> [Set task] Print, exactly and completely, every entry in the data.

> [Records supplied]
========================

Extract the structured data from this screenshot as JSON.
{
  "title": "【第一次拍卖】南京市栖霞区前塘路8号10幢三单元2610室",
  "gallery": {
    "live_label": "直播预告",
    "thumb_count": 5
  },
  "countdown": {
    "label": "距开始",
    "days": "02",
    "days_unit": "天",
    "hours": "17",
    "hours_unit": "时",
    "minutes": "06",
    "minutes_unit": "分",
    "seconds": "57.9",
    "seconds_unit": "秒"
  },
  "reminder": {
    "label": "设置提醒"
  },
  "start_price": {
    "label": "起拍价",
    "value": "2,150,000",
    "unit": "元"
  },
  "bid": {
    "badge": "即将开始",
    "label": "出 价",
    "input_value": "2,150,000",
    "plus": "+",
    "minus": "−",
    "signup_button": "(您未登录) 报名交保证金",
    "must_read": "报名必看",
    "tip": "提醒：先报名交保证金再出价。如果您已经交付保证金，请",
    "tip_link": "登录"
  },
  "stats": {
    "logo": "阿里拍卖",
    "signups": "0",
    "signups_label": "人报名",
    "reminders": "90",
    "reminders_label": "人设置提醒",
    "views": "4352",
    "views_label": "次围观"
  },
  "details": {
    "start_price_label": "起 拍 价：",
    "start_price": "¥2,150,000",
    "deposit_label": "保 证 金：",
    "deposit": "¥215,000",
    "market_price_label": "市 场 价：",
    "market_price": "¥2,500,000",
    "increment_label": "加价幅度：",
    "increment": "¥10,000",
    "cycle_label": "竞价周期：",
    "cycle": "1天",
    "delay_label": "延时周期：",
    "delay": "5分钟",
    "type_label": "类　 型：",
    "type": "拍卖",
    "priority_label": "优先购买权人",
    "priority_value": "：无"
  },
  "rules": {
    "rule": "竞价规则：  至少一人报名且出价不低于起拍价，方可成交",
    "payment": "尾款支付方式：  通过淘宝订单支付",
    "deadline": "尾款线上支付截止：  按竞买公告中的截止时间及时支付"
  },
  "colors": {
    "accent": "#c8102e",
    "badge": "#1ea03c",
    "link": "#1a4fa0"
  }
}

========================

> [Solved exercise]
Extract the structured data from this screenshot as JSON.
{
  "title": "【第一次拍卖】南京市栖霞区前塘路8号10幢三单元2610室",
  "gallery": {
    "live_label": "直播预告",
    "thumb_count": 5
  },
  "countdown": {
    "label": "距开始",
    "days": "02",
    "days_unit": "天",
    "hours": "17",
    "hours_unit": "时",
    "minutes": "06",
    "minutes_unit": "分",
    "seconds": "57.9",
    "seconds_unit": "秒"
  },
  "reminder": {
    "label": "设置提醒"
  },
  "start_price": {
    "label": "起拍价",
    "value": "2,150,000",
    "unit": "元"
  },
  "bid": {
    "badge": "即将开始",
    "label": "出 价",
    "input_value": "2,150,000",
    "plus": "+",
    "minus": "−",
    "signup_button": "(您未登录) 报名交保证金",
    "must_read": "报名必看",
    "tip": "提醒：先报名交保证金再出价。如果您已经交付保证金，请",
    "tip_link": "登录"
  },
  "stats": {
    "logo": "阿里拍卖",
    "signups": "0",
    "signups_label": "人报名",
    "reminders": "90",
    "reminders_label": "人设置提醒",
    "views": "4352",
    "views_label": "次围观"
  },
  "details": {
    "start_price_label": "起 拍 价：",
    "start_price": "¥2,150,000",
    "deposit_label": "保 证 金：",
    "deposit": "¥215,000",
    "market_price_label": "市 场 价：",
    "market_price": "¥2,500,000",
    "increment_label": "加价幅度：",
    "increment": "¥10,000",
    "cycle_label": "竞价周期：",
    "cycle": "1天",
    "delay_label": "延时周期：",
    "delay": "5分钟",
    "type_label": "类　 型：",
    "type": "拍卖",
    "priority_label": "优先购买权人",
    "priority_value": "：无"
  },
  "rules": {
    "rule": "竞价规则：  至少一人报名且出价不低于起拍价，方可成交",
    "payment": "尾款支付方式：  通过淘宝订单支付",
    "deadline": "尾款线上支付截止：  按竞买公告中的截止时间及时支付"
  },
  "colors": {
    "accent": "#c8102e",
    "badge": "#1ea03c",
    "link": "#1a4fa0"
  }
}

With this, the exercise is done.